Given task:
Transcribe all of the material exactly, except for its pictures.

━━━━━ Dataset content

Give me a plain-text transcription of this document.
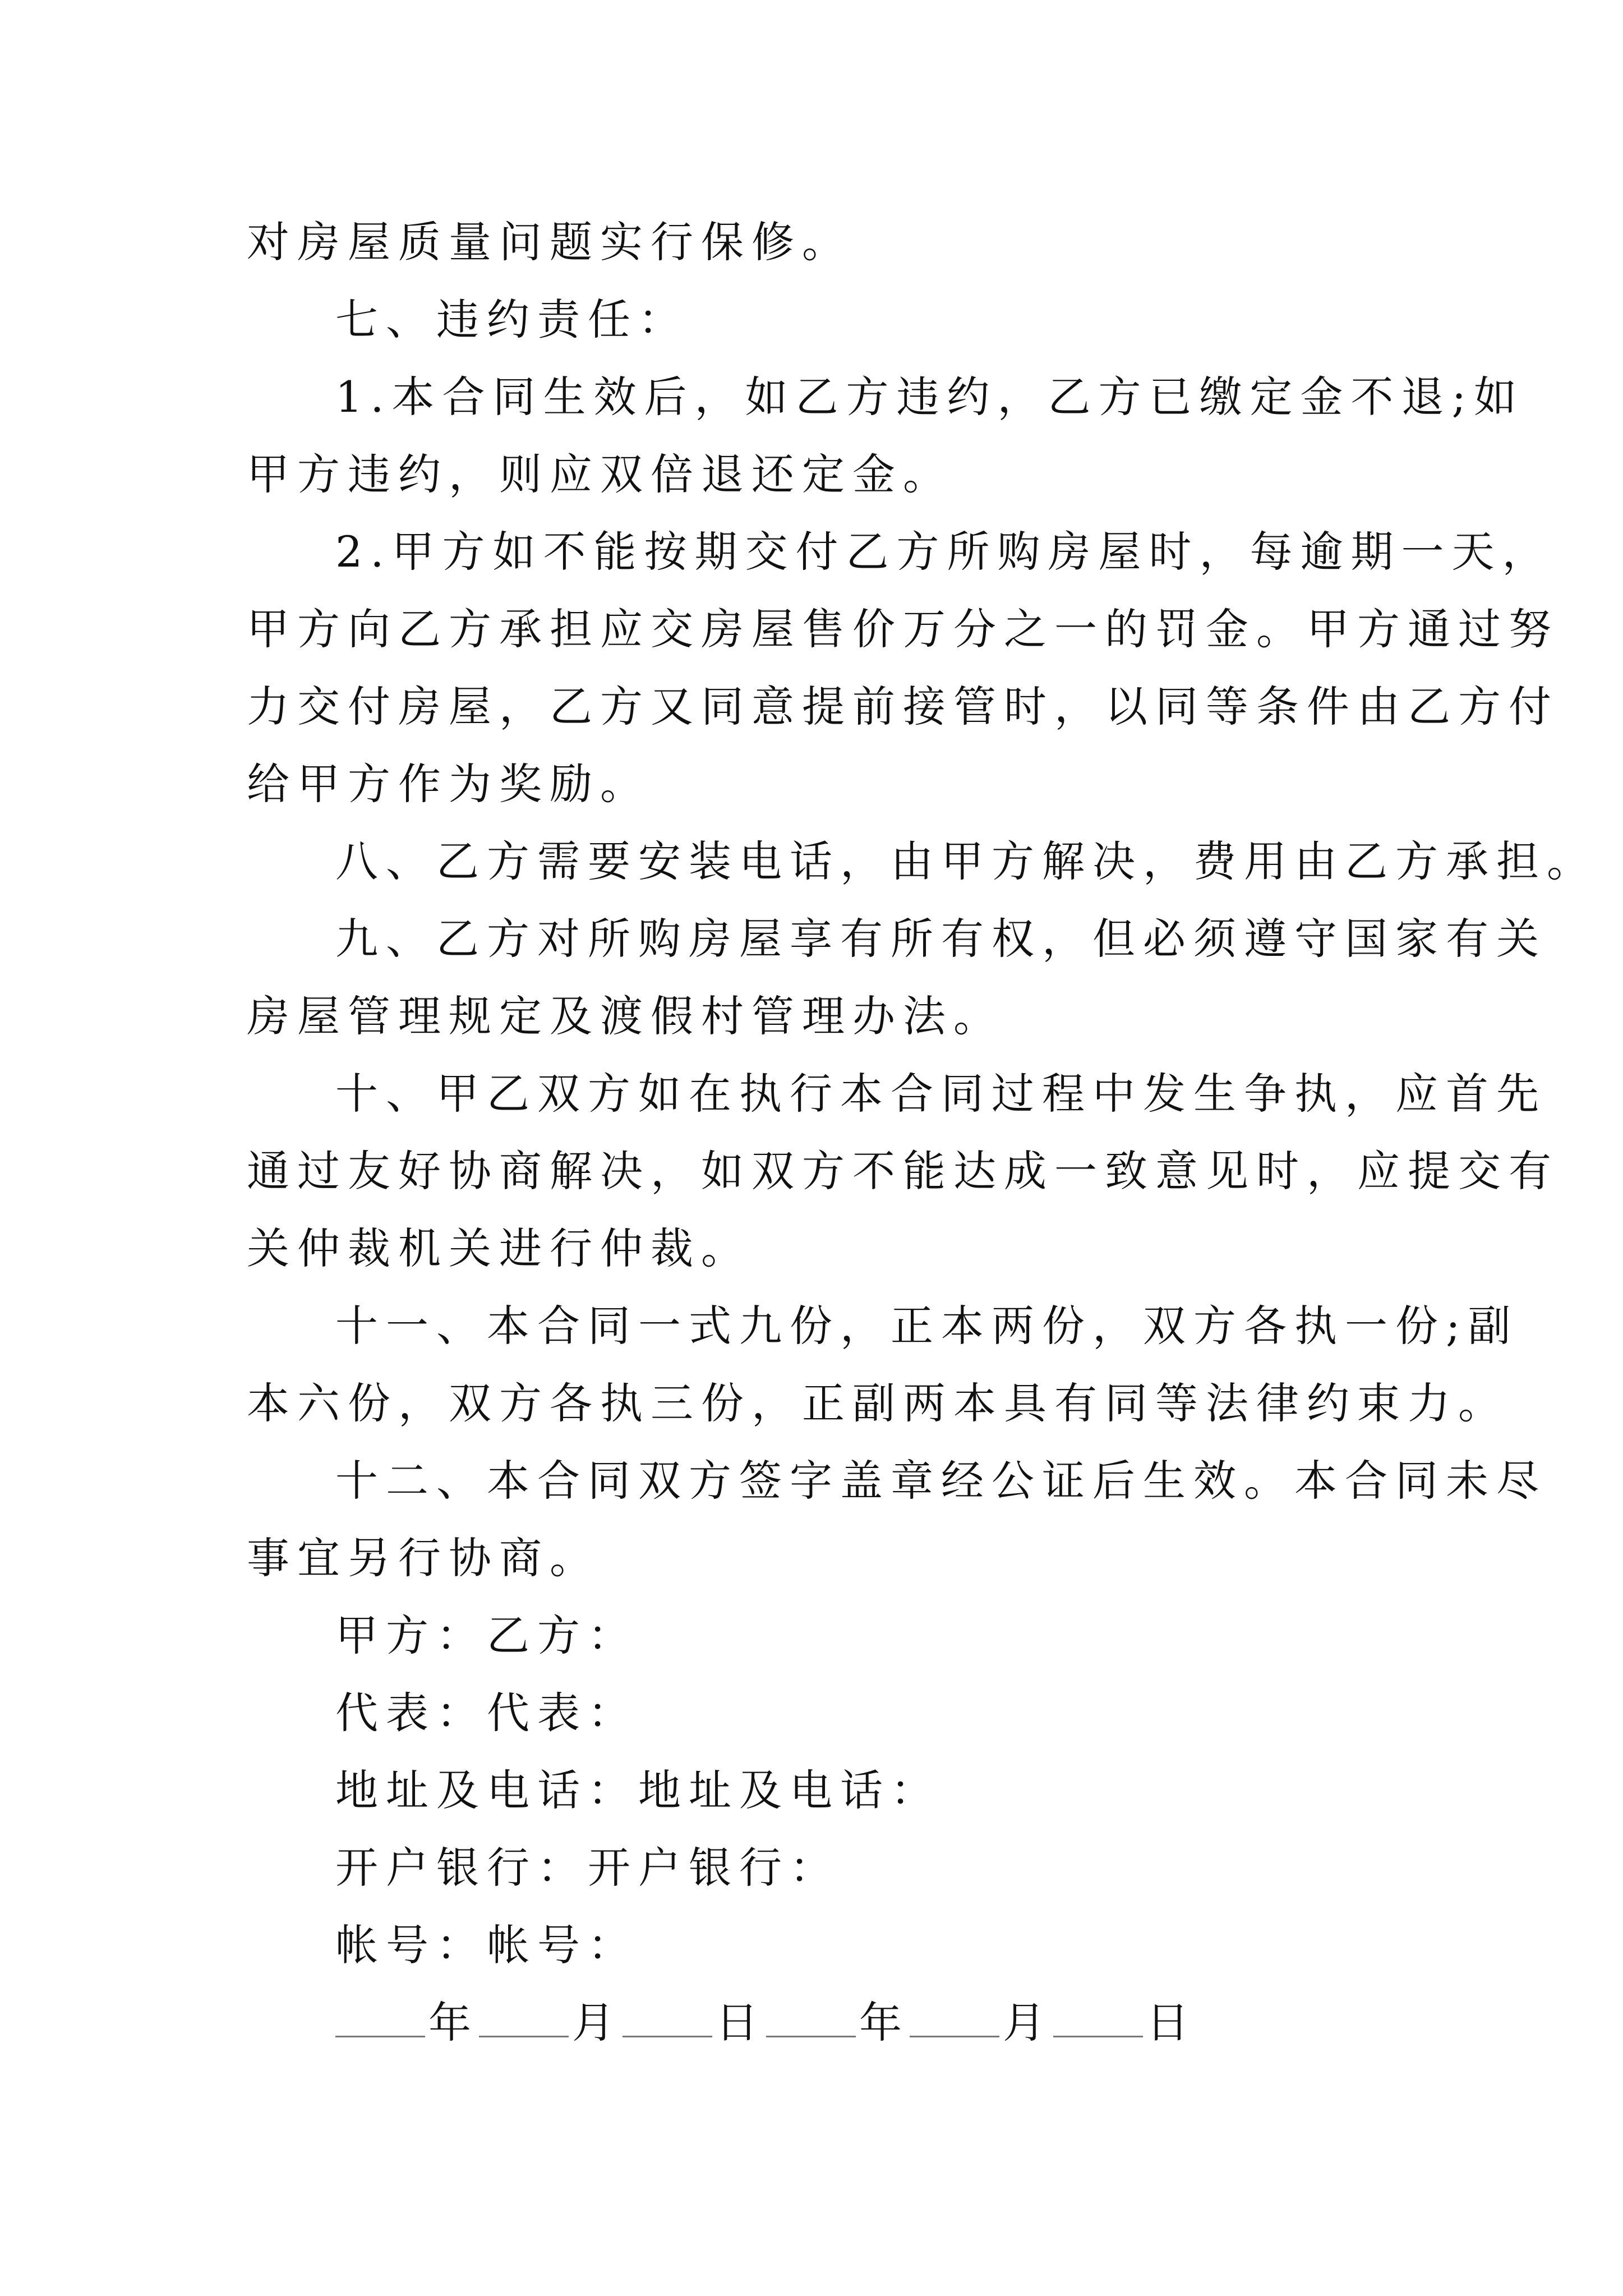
对房屋质量问题实行保修。
七、违约责任：
1.本合同生效后，如乙方违约，乙方已缴定金不退;如
甲方违约，则应双倍退还定金。
2.甲方如不能按期交付乙方所购房屋时，每逾期一天，
甲方向乙方承担应交房屋售价万分之一的罚金。甲方通过努
力交付房屋，乙方又同意提前接管时，以同等条件由乙方付
给甲方作为奖励。
八、乙方需要安装电话，由甲方解决，费用由乙方承担。
九、乙方对所购房屋享有所有权，但必须遵守国家有关
房屋管理规定及渡假村管理办法。
十、甲乙双方如在执行本合同过程中发生争执，应首先
通过友好协商解决，如双方不能达成一致意见时，应提交有
关仲裁机关进行仲裁。
十一、本合同一式九份，正本两份，双方各执一份;副
本六份，双方各执三份，正副两本具有同等法律约束力。
十二、本合同双方签字盖章经公证后生效。本合同未尽
事宜另行协商。
甲方：乙方：
代表：代表：
地址及电话：地址及电话：
开户银行：开户银行：
帐号：帐号：
年 月 日 年 月 日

━━━━━━━━━━

Complete answer:
Give me a plain-text transcription of this document.
对房屋质量问题实行保修。
七、违约责任：
1.本合同生效后，如乙方违约，乙方已缴定金不退;如
甲方违约，则应双倍退还定金。
2.甲方如不能按期交付乙方所购房屋时，每逾期一天，
甲方向乙方承担应交房屋售价万分之一的罚金。甲方通过努
力交付房屋，乙方又同意提前接管时，以同等条件由乙方付
给甲方作为奖励。
八、乙方需要安装电话，由甲方解决，费用由乙方承担。
九、乙方对所购房屋享有所有权，但必须遵守国家有关
房屋管理规定及渡假村管理办法。
十、甲乙双方如在执行本合同过程中发生争执，应首先
通过友好协商解决，如双方不能达成一致意见时，应提交有
关仲裁机关进行仲裁。
十一、本合同一式九份，正本两份，双方各执一份;副
本六份，双方各执三份，正副两本具有同等法律约束力。
十二、本合同双方签字盖章经公证后生效。本合同未尽
事宜另行协商。
甲方：乙方：
代表：代表：
地址及电话：地址及电话：
开户银行：开户银行：
帐号：帐号：
年 月 日 年 月 日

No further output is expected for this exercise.